EXTRACTED RECORDS
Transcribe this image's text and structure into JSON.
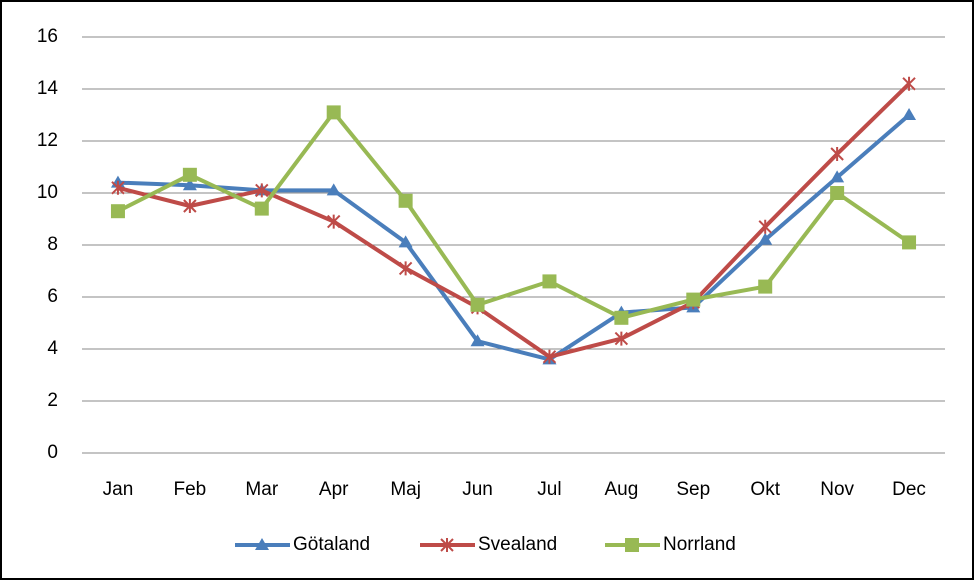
{
  "chart_data": {
    "type": "line",
    "categories": [
      "Jan",
      "Feb",
      "Mar",
      "Apr",
      "Maj",
      "Jun",
      "Jul",
      "Aug",
      "Sep",
      "Okt",
      "Nov",
      "Dec"
    ],
    "series": [
      {
        "name": "Götaland",
        "color": "#4a7ebb",
        "marker": "triangle",
        "values": [
          10.4,
          10.3,
          10.1,
          10.1,
          8.1,
          4.3,
          3.6,
          5.4,
          5.6,
          8.2,
          10.6,
          13.0
        ]
      },
      {
        "name": "Svealand",
        "color": "#be4b48",
        "marker": "star",
        "values": [
          10.2,
          9.5,
          10.1,
          8.9,
          7.1,
          5.6,
          3.7,
          4.4,
          5.8,
          8.7,
          11.5,
          14.2
        ]
      },
      {
        "name": "Norrland",
        "color": "#98b954",
        "marker": "square",
        "values": [
          9.3,
          10.7,
          9.4,
          13.1,
          9.7,
          5.7,
          6.6,
          5.2,
          5.9,
          6.4,
          10.0,
          8.1
        ]
      }
    ],
    "ylim": [
      0,
      16
    ],
    "yticks": [
      0,
      2,
      4,
      6,
      8,
      10,
      12,
      14,
      16
    ],
    "grid": true,
    "legend": "bottom"
  }
}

EXERCISE BRIEF
Collect each line containing the string "name".

SOLUTION
        "name": "Götaland",
        "name": "Svealand",
        "name": "Norrland",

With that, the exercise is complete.